_EXTRACTED ENTRIES:_
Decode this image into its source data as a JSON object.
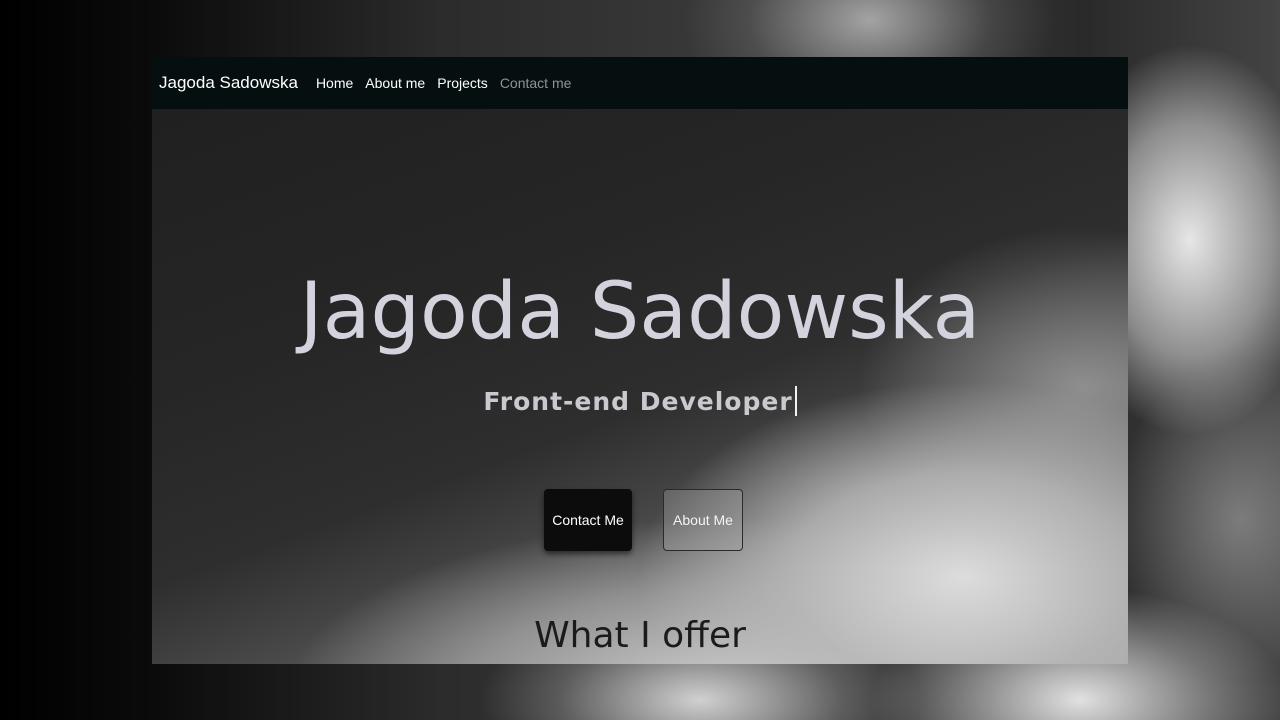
{
  "navbar": {
    "brand": "Jagoda Sadowska",
    "links": [
      {
        "label": "Home",
        "active": false
      },
      {
        "label": "About me",
        "active": false
      },
      {
        "label": "Projects",
        "active": false
      },
      {
        "label": "Contact me",
        "active": true
      }
    ]
  },
  "hero": {
    "title": "Jagoda Sadowska",
    "subtitle": "Front-end Developer",
    "buttons": {
      "contact": "Contact Me",
      "about": "About Me"
    }
  },
  "offer": {
    "heading": "What I offer"
  },
  "colors": {
    "navbar_bg": "#060f10",
    "title_text": "#d3d3de",
    "primary_button": "#0c0c0c"
  }
}
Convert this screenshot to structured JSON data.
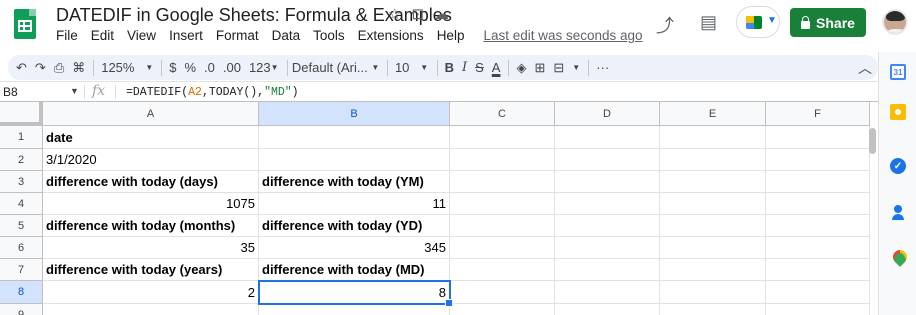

_WORK TO BE COMPLETED:_
Your task is to repeat the data above exactly while excluding the pictures.

_SOLUTION FOR THIS PROBLEM:_
Decode this image into its source data as a JSON object.
{
  "navbar": {
    "brand": "Jagoda Sadowska",
    "links": [
      {
        "label": "Home",
        "active": false
      },
      {
        "label": "About me",
        "active": false
      },
      {
        "label": "Projects",
        "active": false
      },
      {
        "label": "Contact me",
        "active": true
      }
    ]
  },
  "hero": {
    "title": "Jagoda Sadowska",
    "subtitle": "Front-end Developer",
    "buttons": {
      "contact": "Contact Me",
      "about": "About Me"
    }
  },
  "offer": {
    "heading": "What I offer"
  },
  "colors": {
    "navbar_bg": "#060f10",
    "title_text": "#d3d3de",
    "primary_button": "#0c0c0c"
  }
}
Convert this screenshot to structured JSON data.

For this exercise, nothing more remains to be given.